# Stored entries

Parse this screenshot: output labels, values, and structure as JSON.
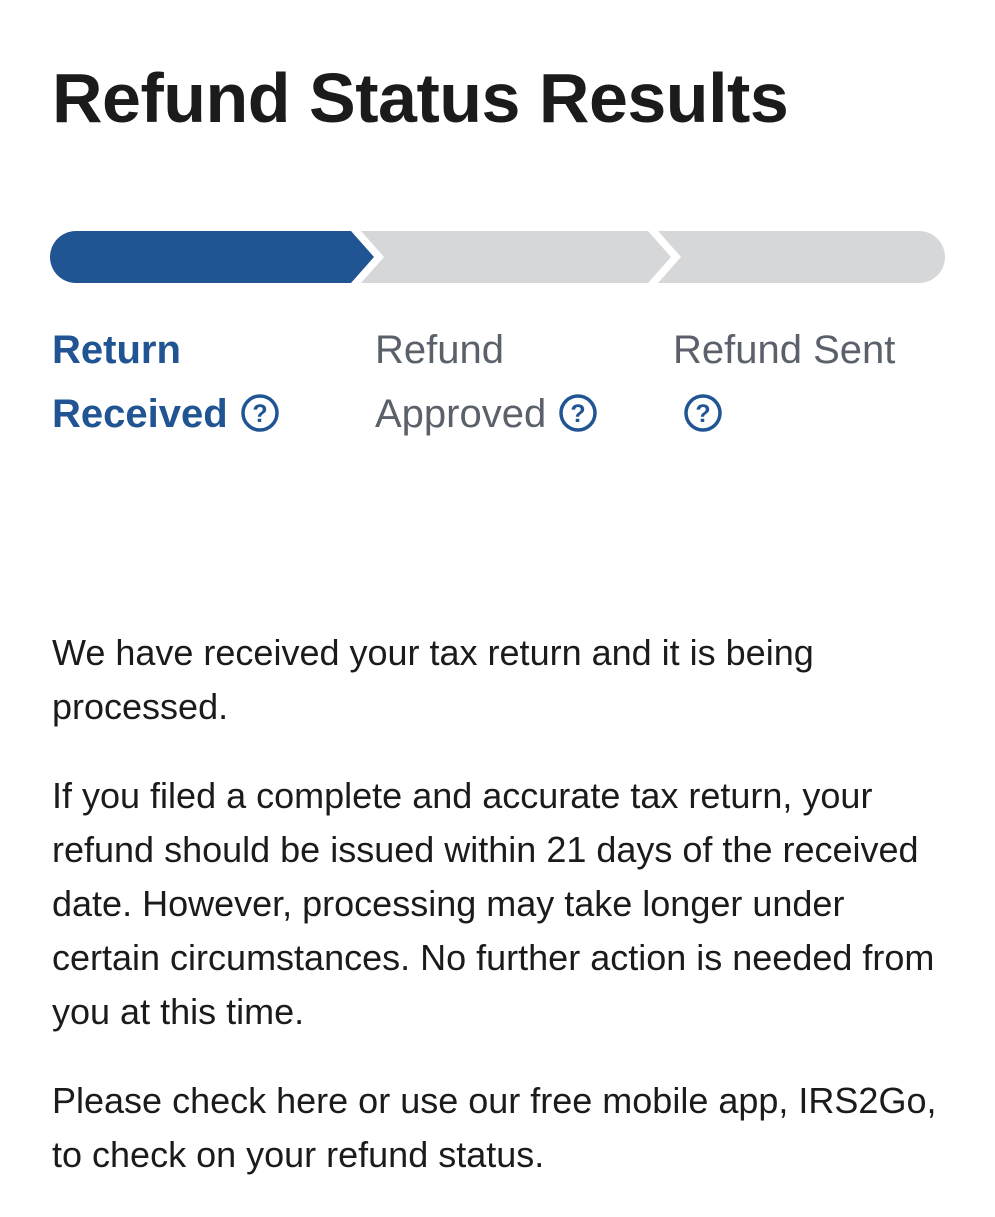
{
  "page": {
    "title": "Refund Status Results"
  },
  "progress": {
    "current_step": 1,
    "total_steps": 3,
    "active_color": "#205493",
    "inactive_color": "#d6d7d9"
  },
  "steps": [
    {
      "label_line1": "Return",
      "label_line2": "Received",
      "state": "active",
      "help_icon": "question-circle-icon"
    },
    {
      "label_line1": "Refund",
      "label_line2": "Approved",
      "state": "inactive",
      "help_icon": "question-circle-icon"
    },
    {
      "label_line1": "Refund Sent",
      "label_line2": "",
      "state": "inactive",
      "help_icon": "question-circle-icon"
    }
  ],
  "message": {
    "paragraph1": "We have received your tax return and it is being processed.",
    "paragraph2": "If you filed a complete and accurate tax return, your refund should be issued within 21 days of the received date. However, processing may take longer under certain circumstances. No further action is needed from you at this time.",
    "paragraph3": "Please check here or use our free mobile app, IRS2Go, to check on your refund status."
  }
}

...

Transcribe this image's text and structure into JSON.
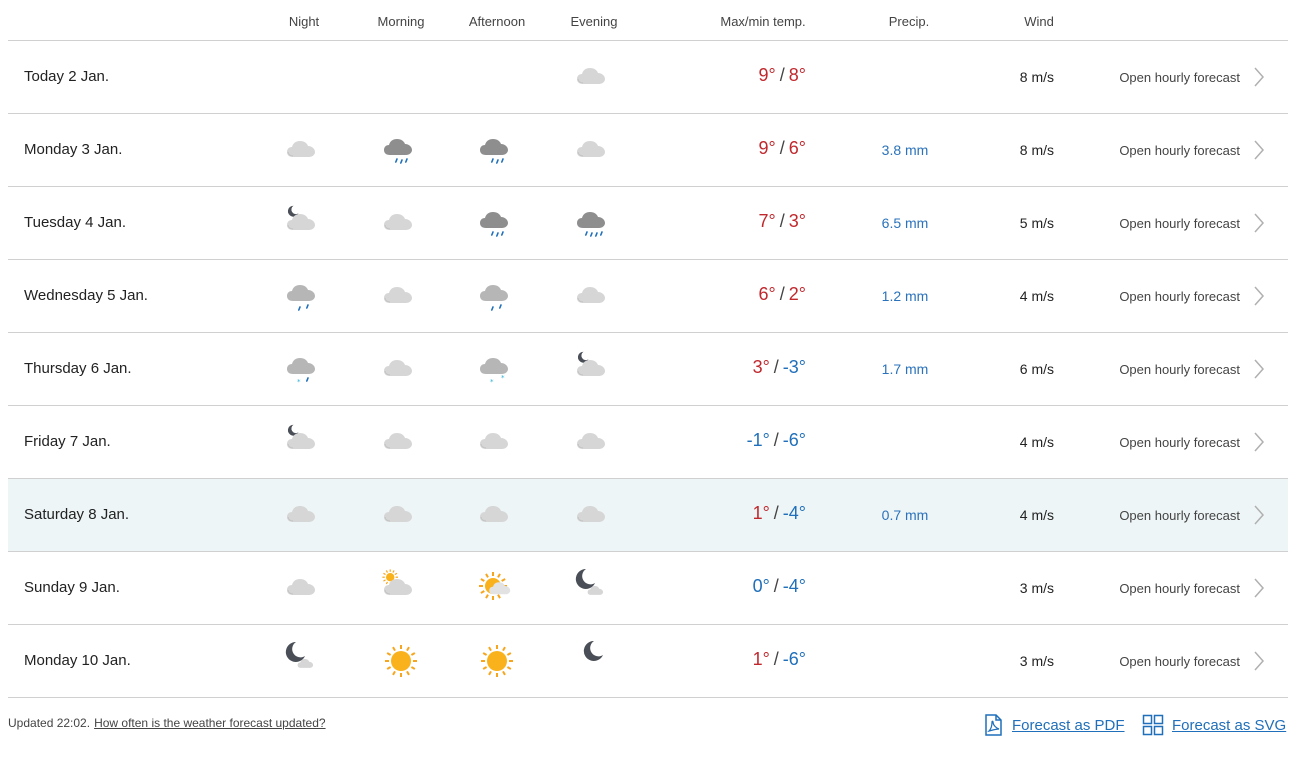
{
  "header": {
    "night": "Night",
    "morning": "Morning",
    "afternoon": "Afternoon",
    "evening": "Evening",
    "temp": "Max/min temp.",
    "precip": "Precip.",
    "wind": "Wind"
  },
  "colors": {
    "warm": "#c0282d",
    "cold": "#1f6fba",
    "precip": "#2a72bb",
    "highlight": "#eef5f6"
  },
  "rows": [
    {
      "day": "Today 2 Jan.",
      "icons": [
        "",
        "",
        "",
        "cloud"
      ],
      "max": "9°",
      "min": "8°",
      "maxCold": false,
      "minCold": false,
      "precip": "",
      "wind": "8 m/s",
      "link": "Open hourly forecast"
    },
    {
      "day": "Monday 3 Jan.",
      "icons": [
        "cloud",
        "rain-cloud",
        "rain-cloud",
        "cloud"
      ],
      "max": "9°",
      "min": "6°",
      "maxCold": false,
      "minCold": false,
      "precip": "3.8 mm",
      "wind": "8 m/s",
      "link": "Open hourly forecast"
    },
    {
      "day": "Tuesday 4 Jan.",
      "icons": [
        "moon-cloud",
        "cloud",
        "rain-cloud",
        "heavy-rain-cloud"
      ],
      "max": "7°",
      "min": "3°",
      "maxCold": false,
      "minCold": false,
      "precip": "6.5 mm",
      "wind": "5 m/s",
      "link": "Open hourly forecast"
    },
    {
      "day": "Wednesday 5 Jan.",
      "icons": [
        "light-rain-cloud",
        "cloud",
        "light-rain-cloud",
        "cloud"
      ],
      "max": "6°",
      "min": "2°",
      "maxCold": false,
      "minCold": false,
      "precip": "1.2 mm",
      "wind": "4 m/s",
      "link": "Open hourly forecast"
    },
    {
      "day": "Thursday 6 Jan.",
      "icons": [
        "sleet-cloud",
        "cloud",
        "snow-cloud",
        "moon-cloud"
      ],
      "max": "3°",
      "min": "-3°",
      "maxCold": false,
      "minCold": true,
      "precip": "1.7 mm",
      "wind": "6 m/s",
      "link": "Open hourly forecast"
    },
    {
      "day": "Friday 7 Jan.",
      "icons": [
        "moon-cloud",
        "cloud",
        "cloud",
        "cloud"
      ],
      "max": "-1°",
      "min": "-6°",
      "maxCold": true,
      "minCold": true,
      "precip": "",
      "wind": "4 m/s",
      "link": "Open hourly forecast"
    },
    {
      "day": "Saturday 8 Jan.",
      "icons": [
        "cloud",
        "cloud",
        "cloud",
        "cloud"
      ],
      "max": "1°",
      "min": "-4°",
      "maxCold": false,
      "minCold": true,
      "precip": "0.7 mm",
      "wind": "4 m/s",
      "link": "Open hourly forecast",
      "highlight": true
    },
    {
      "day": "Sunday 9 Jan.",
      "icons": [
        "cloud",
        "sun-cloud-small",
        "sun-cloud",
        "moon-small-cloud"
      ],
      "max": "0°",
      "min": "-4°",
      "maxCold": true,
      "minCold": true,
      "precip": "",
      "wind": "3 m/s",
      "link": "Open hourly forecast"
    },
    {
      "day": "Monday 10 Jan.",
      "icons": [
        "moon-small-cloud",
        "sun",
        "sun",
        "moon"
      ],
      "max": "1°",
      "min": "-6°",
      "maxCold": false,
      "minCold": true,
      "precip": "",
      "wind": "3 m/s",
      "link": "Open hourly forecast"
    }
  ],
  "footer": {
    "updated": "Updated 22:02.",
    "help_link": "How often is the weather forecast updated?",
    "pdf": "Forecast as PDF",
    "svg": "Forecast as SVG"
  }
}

# EXERCISE REQUIREMENTS
Check each line of the data above for the word "small" and say how many lines contain it, giving nothing besides the number.

# ANSWER TO THE EXERCISE
3